Stated exercise >>
Every record below should be transcribed exactly. Omit the images.

Entries taken from a collection >>
* Begin *

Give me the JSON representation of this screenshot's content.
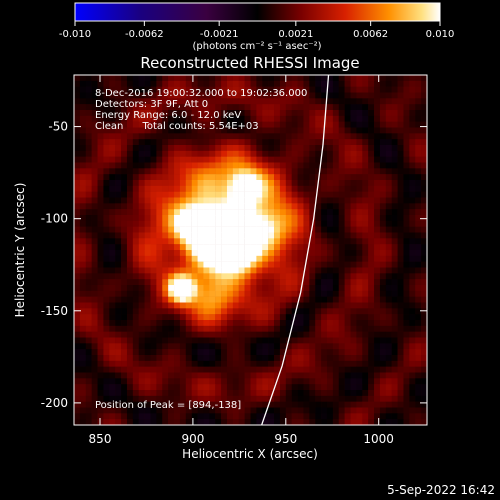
{
  "chart_data": {
    "type": "heatmap",
    "title": "Reconstructed RHESSI Image",
    "xlabel": "Heliocentric X (arcsec)",
    "ylabel": "Heliocentric Y (arcsec)",
    "xlim": [
      836,
      1026
    ],
    "ylim": [
      -212,
      -22
    ],
    "xticks": [
      850,
      900,
      950,
      1000
    ],
    "yticks": [
      -50,
      -100,
      -150,
      -200
    ],
    "colorbar": {
      "colormap": "hot-blue",
      "range": [
        -0.01,
        0.01
      ],
      "tick_values": [
        -0.01,
        -0.0062,
        -0.0021,
        0.0021,
        0.0062,
        0.01
      ],
      "tick_labels": [
        "-0.010",
        "-0.0062",
        "-0.0021",
        "0.0021",
        "0.0062",
        "0.010"
      ],
      "units_label": "(photons cm⁻² s⁻¹ asec⁻²)"
    },
    "annotations": [
      "8-Dec-2016 19:00:32.000 to 19:02:36.000",
      "Detectors: 3F 9F, Att 0",
      "Energy Range: 6.0 - 12.0 keV",
      "Clean      Total counts: 5.54E+03"
    ],
    "peak_label": "Position of Peak = [894,-138]",
    "peak": [
      894,
      -138
    ],
    "limb_points": [
      [
        973,
        -22
      ],
      [
        970,
        -60
      ],
      [
        965,
        -100
      ],
      [
        958,
        -140
      ],
      [
        948,
        -180
      ],
      [
        937,
        -212
      ]
    ],
    "sources": [
      {
        "x": 894,
        "y": -138,
        "value": 0.01,
        "sigma": 5
      },
      {
        "x": 912,
        "y": -110,
        "value": 0.0085,
        "sigma": 16
      },
      {
        "x": 928,
        "y": -83,
        "value": 0.0075,
        "sigma": 6
      },
      {
        "x": 900,
        "y": -103,
        "value": 0.007,
        "sigma": 7
      },
      {
        "x": 925,
        "y": -120,
        "value": 0.0068,
        "sigma": 8
      },
      {
        "x": 938,
        "y": -105,
        "value": 0.006,
        "sigma": 8
      },
      {
        "x": 910,
        "y": -140,
        "value": 0.005,
        "sigma": 9
      },
      {
        "x": 920,
        "y": -95,
        "value": 0.005,
        "sigma": 22
      }
    ],
    "background_level": 0.004
  },
  "timestamp": "5-Sep-2022 16:42"
}
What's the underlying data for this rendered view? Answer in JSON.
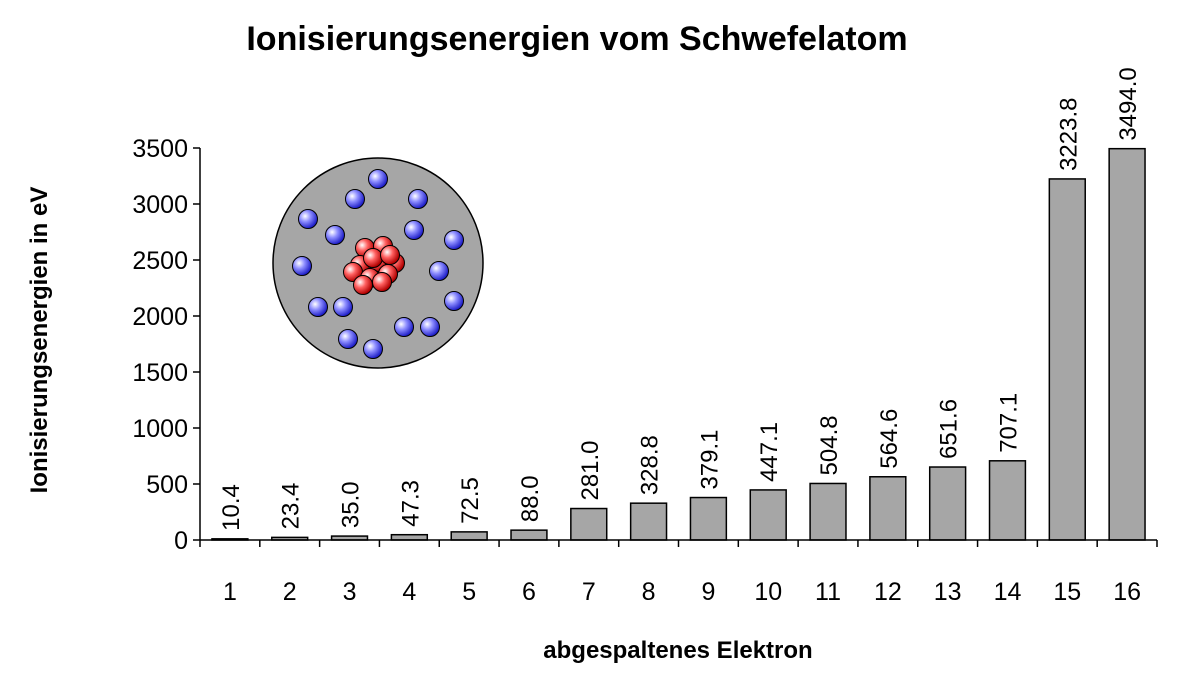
{
  "chart_data": {
    "type": "bar",
    "title": "Ionisierungsenergien vom Schwefelatom",
    "xlabel": "abgespaltenes Elektron",
    "ylabel": "Ionisierungsenergien in eV",
    "categories": [
      "1",
      "2",
      "3",
      "4",
      "5",
      "6",
      "7",
      "8",
      "9",
      "10",
      "11",
      "12",
      "13",
      "14",
      "15",
      "16"
    ],
    "values": [
      10.4,
      23.4,
      35.0,
      47.3,
      72.5,
      88.0,
      281.0,
      328.8,
      379.1,
      447.1,
      504.8,
      564.6,
      651.6,
      707.1,
      3223.8,
      3494.0
    ],
    "data_labels": [
      "10.4",
      "23.4",
      "35.0",
      "47.3",
      "72.5",
      "88.0",
      "281.0",
      "328.8",
      "379.1",
      "447.1",
      "504.8",
      "564.6",
      "651.6",
      "707.1",
      "3223.8",
      "3494.0"
    ],
    "ylim": [
      0,
      3500
    ],
    "yticks": [
      0,
      500,
      1000,
      1500,
      2000,
      2500,
      3000,
      3500
    ],
    "grid": false,
    "legend": "none",
    "bar_color": "#a6a6a6",
    "bar_edge_color": "#000000"
  },
  "inset": {
    "name": "atom-model-illustration",
    "background_color": "#a6a6a6",
    "electron_color": "#6f6fff",
    "nucleus_color": "#ff4a4a",
    "electron_count": 16
  }
}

* End *

Solution for this exercise >>
Give me the JSON representation of this screenshot's content.
{
  "chart_data": {
    "type": "heatmap",
    "title": "Reconstructed RHESSI Image",
    "xlabel": "Heliocentric X (arcsec)",
    "ylabel": "Heliocentric Y (arcsec)",
    "xlim": [
      836,
      1026
    ],
    "ylim": [
      -212,
      -22
    ],
    "xticks": [
      850,
      900,
      950,
      1000
    ],
    "yticks": [
      -50,
      -100,
      -150,
      -200
    ],
    "colorbar": {
      "colormap": "hot-blue",
      "range": [
        -0.01,
        0.01
      ],
      "tick_values": [
        -0.01,
        -0.0062,
        -0.0021,
        0.0021,
        0.0062,
        0.01
      ],
      "tick_labels": [
        "-0.010",
        "-0.0062",
        "-0.0021",
        "0.0021",
        "0.0062",
        "0.010"
      ],
      "units_label": "(photons cm⁻² s⁻¹ asec⁻²)"
    },
    "annotations": [
      "8-Dec-2016 19:00:32.000 to 19:02:36.000",
      "Detectors: 3F 9F, Att 0",
      "Energy Range: 6.0 - 12.0 keV",
      "Clean      Total counts: 5.54E+03"
    ],
    "peak_label": "Position of Peak = [894,-138]",
    "peak": [
      894,
      -138
    ],
    "limb_points": [
      [
        973,
        -22
      ],
      [
        970,
        -60
      ],
      [
        965,
        -100
      ],
      [
        958,
        -140
      ],
      [
        948,
        -180
      ],
      [
        937,
        -212
      ]
    ],
    "sources": [
      {
        "x": 894,
        "y": -138,
        "value": 0.01,
        "sigma": 5
      },
      {
        "x": 912,
        "y": -110,
        "value": 0.0085,
        "sigma": 16
      },
      {
        "x": 928,
        "y": -83,
        "value": 0.0075,
        "sigma": 6
      },
      {
        "x": 900,
        "y": -103,
        "value": 0.007,
        "sigma": 7
      },
      {
        "x": 925,
        "y": -120,
        "value": 0.0068,
        "sigma": 8
      },
      {
        "x": 938,
        "y": -105,
        "value": 0.006,
        "sigma": 8
      },
      {
        "x": 910,
        "y": -140,
        "value": 0.005,
        "sigma": 9
      },
      {
        "x": 920,
        "y": -95,
        "value": 0.005,
        "sigma": 22
      }
    ],
    "background_level": 0.004
  },
  "timestamp": "5-Sep-2022 16:42"
}
What's the underlying data for this rendered view? Answer in JSON.
{
  "chart_data": {
    "type": "bar",
    "title": "Ionisierungsenergien vom Schwefelatom",
    "xlabel": "abgespaltenes Elektron",
    "ylabel": "Ionisierungsenergien in eV",
    "categories": [
      "1",
      "2",
      "3",
      "4",
      "5",
      "6",
      "7",
      "8",
      "9",
      "10",
      "11",
      "12",
      "13",
      "14",
      "15",
      "16"
    ],
    "values": [
      10.4,
      23.4,
      35.0,
      47.3,
      72.5,
      88.0,
      281.0,
      328.8,
      379.1,
      447.1,
      504.8,
      564.6,
      651.6,
      707.1,
      3223.8,
      3494.0
    ],
    "data_labels": [
      "10.4",
      "23.4",
      "35.0",
      "47.3",
      "72.5",
      "88.0",
      "281.0",
      "328.8",
      "379.1",
      "447.1",
      "504.8",
      "564.6",
      "651.6",
      "707.1",
      "3223.8",
      "3494.0"
    ],
    "ylim": [
      0,
      3500
    ],
    "yticks": [
      0,
      500,
      1000,
      1500,
      2000,
      2500,
      3000,
      3500
    ],
    "grid": false,
    "legend": "none",
    "bar_color": "#a6a6a6",
    "bar_edge_color": "#000000"
  },
  "inset": {
    "name": "atom-model-illustration",
    "background_color": "#a6a6a6",
    "electron_color": "#6f6fff",
    "nucleus_color": "#ff4a4a",
    "electron_count": 16
  }
}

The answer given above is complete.